Task to complete:
Send back all the data below, exactly as given.

----- Data to use

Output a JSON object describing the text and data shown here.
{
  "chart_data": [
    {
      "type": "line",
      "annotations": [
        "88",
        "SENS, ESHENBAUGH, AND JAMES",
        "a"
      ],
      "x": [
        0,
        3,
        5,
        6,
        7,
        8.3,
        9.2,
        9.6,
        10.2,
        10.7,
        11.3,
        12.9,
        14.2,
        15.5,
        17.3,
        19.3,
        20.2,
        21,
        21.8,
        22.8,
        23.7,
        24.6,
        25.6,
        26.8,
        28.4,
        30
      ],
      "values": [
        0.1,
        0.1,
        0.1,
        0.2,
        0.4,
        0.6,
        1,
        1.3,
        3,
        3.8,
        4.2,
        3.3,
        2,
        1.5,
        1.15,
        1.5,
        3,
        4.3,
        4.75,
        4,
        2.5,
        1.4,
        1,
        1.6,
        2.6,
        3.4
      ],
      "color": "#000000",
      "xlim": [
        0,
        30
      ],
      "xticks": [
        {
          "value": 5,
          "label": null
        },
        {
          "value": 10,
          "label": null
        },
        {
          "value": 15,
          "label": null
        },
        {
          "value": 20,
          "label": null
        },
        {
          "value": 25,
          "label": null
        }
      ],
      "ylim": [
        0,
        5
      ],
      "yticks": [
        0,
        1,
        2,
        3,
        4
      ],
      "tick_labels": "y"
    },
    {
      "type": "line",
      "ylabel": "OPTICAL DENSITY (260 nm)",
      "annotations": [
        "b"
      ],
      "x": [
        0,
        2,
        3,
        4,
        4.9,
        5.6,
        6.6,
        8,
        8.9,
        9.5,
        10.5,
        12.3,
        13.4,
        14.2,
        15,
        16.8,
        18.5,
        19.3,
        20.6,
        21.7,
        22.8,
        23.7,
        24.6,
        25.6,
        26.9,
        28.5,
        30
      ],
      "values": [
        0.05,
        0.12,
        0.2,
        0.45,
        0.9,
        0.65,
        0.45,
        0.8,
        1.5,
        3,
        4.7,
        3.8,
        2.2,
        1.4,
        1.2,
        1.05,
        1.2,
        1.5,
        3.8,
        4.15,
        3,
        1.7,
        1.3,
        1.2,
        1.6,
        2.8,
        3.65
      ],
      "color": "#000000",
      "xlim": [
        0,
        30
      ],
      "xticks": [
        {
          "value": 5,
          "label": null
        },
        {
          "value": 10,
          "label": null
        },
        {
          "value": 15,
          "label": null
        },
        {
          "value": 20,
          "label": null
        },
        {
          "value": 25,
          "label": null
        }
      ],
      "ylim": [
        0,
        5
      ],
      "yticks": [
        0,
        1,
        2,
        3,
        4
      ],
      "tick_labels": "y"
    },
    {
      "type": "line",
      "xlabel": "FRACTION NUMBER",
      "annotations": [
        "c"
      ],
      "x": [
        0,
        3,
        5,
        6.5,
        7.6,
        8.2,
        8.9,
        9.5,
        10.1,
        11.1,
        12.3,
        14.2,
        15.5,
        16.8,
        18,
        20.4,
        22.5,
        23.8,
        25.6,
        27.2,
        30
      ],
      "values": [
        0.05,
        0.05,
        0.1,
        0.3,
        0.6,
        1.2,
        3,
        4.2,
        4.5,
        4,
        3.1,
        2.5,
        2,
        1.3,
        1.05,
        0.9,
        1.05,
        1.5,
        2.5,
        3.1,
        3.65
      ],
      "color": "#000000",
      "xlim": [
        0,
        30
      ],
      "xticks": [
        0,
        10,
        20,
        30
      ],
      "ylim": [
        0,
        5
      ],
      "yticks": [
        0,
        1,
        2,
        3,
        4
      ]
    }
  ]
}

----------

Result for this task:
Output a JSON object describing the text and data shown here.
{
  "chart_data": [
    {
      "type": "line",
      "annotations": [
        "88",
        "SENS, ESHENBAUGH, AND JAMES",
        "a"
      ],
      "x": [
        0,
        3,
        5,
        6,
        7,
        8.3,
        9.2,
        9.6,
        10.2,
        10.7,
        11.3,
        12.9,
        14.2,
        15.5,
        17.3,
        19.3,
        20.2,
        21,
        21.8,
        22.8,
        23.7,
        24.6,
        25.6,
        26.8,
        28.4,
        30
      ],
      "values": [
        0.1,
        0.1,
        0.1,
        0.2,
        0.4,
        0.6,
        1,
        1.3,
        3,
        3.8,
        4.2,
        3.3,
        2,
        1.5,
        1.15,
        1.5,
        3,
        4.3,
        4.75,
        4,
        2.5,
        1.4,
        1,
        1.6,
        2.6,
        3.4
      ],
      "color": "#000000",
      "xlim": [
        0,
        30
      ],
      "xticks": [
        {
          "value": 5,
          "label": null
        },
        {
          "value": 10,
          "label": null
        },
        {
          "value": 15,
          "label": null
        },
        {
          "value": 20,
          "label": null
        },
        {
          "value": 25,
          "label": null
        }
      ],
      "ylim": [
        0,
        5
      ],
      "yticks": [
        0,
        1,
        2,
        3,
        4
      ],
      "tick_labels": "y"
    },
    {
      "type": "line",
      "ylabel": "OPTICAL DENSITY (260 nm)",
      "annotations": [
        "b"
      ],
      "x": [
        0,
        2,
        3,
        4,
        4.9,
        5.6,
        6.6,
        8,
        8.9,
        9.5,
        10.5,
        12.3,
        13.4,
        14.2,
        15,
        16.8,
        18.5,
        19.3,
        20.6,
        21.7,
        22.8,
        23.7,
        24.6,
        25.6,
        26.9,
        28.5,
        30
      ],
      "values": [
        0.05,
        0.12,
        0.2,
        0.45,
        0.9,
        0.65,
        0.45,
        0.8,
        1.5,
        3,
        4.7,
        3.8,
        2.2,
        1.4,
        1.2,
        1.05,
        1.2,
        1.5,
        3.8,
        4.15,
        3,
        1.7,
        1.3,
        1.2,
        1.6,
        2.8,
        3.65
      ],
      "color": "#000000",
      "xlim": [
        0,
        30
      ],
      "xticks": [
        {
          "value": 5,
          "label": null
        },
        {
          "value": 10,
          "label": null
        },
        {
          "value": 15,
          "label": null
        },
        {
          "value": 20,
          "label": null
        },
        {
          "value": 25,
          "label": null
        }
      ],
      "ylim": [
        0,
        5
      ],
      "yticks": [
        0,
        1,
        2,
        3,
        4
      ],
      "tick_labels": "y"
    },
    {
      "type": "line",
      "xlabel": "FRACTION NUMBER",
      "annotations": [
        "c"
      ],
      "x": [
        0,
        3,
        5,
        6.5,
        7.6,
        8.2,
        8.9,
        9.5,
        10.1,
        11.1,
        12.3,
        14.2,
        15.5,
        16.8,
        18,
        20.4,
        22.5,
        23.8,
        25.6,
        27.2,
        30
      ],
      "values": [
        0.05,
        0.05,
        0.1,
        0.3,
        0.6,
        1.2,
        3,
        4.2,
        4.5,
        4,
        3.1,
        2.5,
        2,
        1.3,
        1.05,
        0.9,
        1.05,
        1.5,
        2.5,
        3.1,
        3.65
      ],
      "color": "#000000",
      "xlim": [
        0,
        30
      ],
      "xticks": [
        0,
        10,
        20,
        30
      ],
      "ylim": [
        0,
        5
      ],
      "yticks": [
        0,
        1,
        2,
        3,
        4
      ]
    }
  ]
}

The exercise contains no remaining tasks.